# THE PROBLEM
Each entry below must be repeated exactly, with pictures left out.

Saved entries
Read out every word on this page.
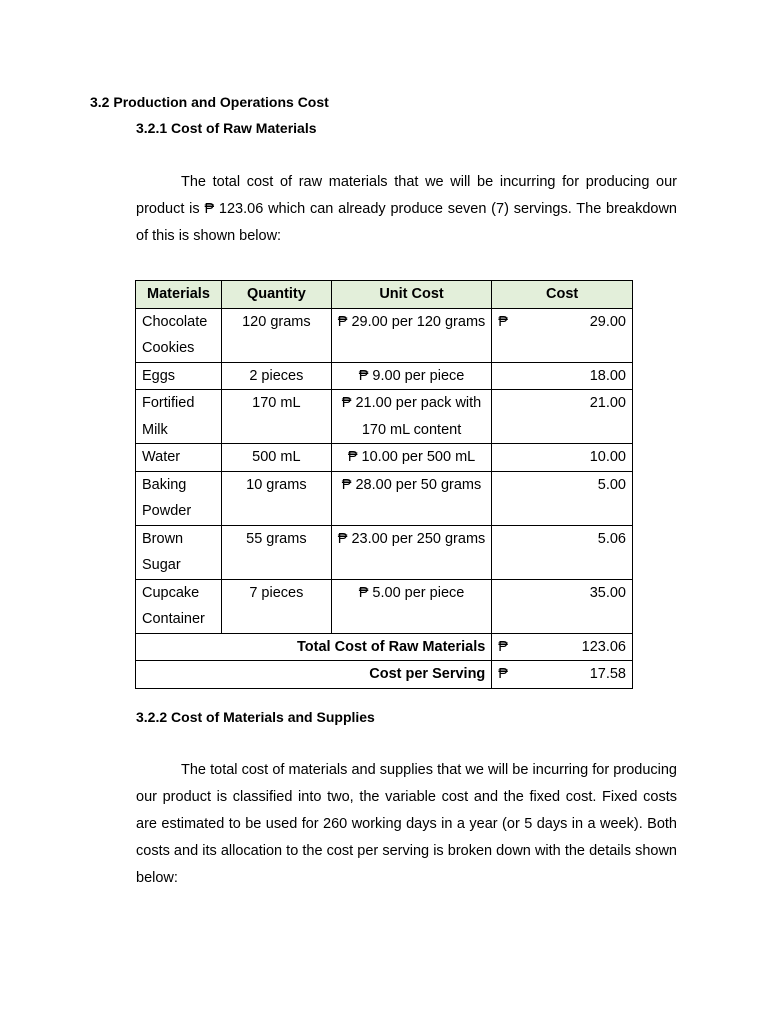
3.2 Production and Operations Cost
3.2.1 Cost of Raw Materials

The total cost of raw materials that we will be incurring for producing our product is ₱ 123.06 which can already produce seven (7) servings. The breakdown of this is shown below:

Materials	Quantity	Unit Cost	Cost
Chocolate Cookies	120 grams	₱ 29.00 per 120 grams	₱ 29.00

Eggs	2 pieces	₱ 9.00 per piece	18.00

Fortified Milk	170 mL	₱ 21.00 per pack with 170 mL content	21.00

Water	500 mL	₱ 10.00 per 500 mL	10.00

Baking Powder	10 grams	₱ 28.00 per 50 grams	5.00

Brown Sugar	55 grams	₱ 23.00 per 250 grams	5.06

Cupcake Container	7 pieces	₱ 5.00 per piece	35.00

Total Cost of Raw Materials			₱ 123.06

Cost per Serving			₱ 17.58
3.2.2 Cost of Materials and Supplies

The total cost of materials and supplies that we will be incurring for producing our product is classified into two, the variable cost and the fixed cost. Fixed costs are estimated to be used for 260 working days in a year (or 5 days in a week). Both costs and its allocation to the cost per serving is broken down with the details shown below:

# RESPONSE TO THIS EXERCISE
Read out every word on this page.
3.2 Production and Operations Cost
3.2.1 Cost of Raw Materials

The total cost of raw materials that we will be incurring for producing our product is ₱ 123.06 which can already produce seven (7) servings. The breakdown of this is shown below:

Materials	Quantity	Unit Cost	Cost
Chocolate Cookies	120 grams	₱ 29.00 per 120 grams	₱ 29.00

Eggs	2 pieces	₱ 9.00 per piece	18.00

Fortified Milk	170 mL	₱ 21.00 per pack with 170 mL content	21.00

Water	500 mL	₱ 10.00 per 500 mL	10.00

Baking Powder	10 grams	₱ 28.00 per 50 grams	5.00

Brown Sugar	55 grams	₱ 23.00 per 250 grams	5.06

Cupcake Container	7 pieces	₱ 5.00 per piece	35.00

Total Cost of Raw Materials			₱ 123.06

Cost per Serving			₱ 17.58
3.2.2 Cost of Materials and Supplies

The total cost of materials and supplies that we will be incurring for producing our product is classified into two, the variable cost and the fixed cost. Fixed costs are estimated to be used for 260 working days in a year (or 5 days in a week). Both costs and its allocation to the cost per serving is broken down with the details shown below:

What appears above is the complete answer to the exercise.